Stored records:
#####

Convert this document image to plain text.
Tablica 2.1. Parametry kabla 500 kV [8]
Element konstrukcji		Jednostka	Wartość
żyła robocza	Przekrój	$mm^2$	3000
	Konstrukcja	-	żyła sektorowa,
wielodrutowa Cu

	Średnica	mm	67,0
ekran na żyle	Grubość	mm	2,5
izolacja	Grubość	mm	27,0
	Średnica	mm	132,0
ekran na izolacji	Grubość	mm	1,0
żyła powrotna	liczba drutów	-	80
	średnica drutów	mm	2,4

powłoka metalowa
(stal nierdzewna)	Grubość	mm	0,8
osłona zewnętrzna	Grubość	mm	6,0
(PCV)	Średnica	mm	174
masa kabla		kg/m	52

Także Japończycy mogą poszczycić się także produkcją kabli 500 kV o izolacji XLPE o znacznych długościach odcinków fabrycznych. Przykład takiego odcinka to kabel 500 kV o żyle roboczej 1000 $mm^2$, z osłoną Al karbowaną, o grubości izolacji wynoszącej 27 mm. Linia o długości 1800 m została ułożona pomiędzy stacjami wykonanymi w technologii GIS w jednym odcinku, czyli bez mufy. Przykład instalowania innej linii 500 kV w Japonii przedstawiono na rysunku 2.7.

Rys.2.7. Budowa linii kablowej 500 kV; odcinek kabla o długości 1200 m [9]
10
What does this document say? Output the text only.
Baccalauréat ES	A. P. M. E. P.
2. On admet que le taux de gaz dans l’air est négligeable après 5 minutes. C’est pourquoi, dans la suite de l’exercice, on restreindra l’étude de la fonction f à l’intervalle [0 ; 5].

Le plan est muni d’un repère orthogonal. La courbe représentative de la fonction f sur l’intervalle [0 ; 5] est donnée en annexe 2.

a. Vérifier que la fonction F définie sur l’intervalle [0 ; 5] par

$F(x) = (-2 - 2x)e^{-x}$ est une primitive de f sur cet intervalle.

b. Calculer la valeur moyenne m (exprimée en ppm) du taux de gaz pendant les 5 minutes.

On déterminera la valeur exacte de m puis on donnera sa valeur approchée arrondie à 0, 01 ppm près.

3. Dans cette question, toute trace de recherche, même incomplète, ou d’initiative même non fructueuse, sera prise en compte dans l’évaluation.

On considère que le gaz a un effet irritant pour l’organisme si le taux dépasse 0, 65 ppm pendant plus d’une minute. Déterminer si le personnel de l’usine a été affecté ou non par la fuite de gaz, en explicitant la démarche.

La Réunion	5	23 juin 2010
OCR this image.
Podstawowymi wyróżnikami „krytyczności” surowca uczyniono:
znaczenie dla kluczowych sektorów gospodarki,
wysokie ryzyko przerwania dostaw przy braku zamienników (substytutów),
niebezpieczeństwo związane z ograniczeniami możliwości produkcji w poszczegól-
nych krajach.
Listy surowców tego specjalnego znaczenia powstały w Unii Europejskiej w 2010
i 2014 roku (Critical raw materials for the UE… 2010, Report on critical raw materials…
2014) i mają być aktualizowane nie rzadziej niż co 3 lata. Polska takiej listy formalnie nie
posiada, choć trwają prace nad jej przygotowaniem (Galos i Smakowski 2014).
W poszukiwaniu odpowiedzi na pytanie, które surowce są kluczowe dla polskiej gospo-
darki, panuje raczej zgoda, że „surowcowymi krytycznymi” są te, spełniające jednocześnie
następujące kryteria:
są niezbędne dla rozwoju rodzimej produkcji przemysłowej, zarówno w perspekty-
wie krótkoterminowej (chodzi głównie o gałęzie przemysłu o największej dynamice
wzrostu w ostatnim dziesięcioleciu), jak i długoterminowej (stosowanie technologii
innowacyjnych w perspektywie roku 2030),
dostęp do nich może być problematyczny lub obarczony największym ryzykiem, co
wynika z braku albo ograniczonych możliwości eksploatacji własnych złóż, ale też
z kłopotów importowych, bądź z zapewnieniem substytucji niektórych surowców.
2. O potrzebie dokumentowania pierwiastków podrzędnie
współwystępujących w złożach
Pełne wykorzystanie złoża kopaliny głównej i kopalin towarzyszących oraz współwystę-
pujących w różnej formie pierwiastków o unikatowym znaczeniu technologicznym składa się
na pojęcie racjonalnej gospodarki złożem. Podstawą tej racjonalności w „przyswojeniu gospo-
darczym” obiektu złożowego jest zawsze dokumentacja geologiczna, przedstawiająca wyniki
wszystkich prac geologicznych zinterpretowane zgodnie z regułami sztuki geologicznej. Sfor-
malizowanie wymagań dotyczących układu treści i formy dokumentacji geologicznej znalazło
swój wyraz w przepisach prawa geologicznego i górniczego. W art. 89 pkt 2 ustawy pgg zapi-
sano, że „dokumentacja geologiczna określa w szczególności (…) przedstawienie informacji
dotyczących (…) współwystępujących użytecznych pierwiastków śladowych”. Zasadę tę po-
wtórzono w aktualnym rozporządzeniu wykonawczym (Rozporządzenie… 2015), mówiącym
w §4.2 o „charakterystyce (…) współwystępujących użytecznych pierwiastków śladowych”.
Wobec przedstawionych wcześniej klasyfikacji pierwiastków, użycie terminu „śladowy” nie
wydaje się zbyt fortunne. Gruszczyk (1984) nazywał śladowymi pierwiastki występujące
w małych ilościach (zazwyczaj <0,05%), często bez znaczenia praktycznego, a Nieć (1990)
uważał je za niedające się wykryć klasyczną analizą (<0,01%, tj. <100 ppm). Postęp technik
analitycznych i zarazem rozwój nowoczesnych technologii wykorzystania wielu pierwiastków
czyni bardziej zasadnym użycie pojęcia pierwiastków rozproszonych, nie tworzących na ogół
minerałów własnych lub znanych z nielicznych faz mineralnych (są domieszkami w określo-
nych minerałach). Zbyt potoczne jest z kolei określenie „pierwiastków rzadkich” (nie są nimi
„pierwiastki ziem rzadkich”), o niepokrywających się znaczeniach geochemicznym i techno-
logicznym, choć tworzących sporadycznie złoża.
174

#####

Exercise task:
Filter the entries above down to the lines containing the word "document".

The solution:
Convert this document image to plain text.
What does this document say? Output the text only.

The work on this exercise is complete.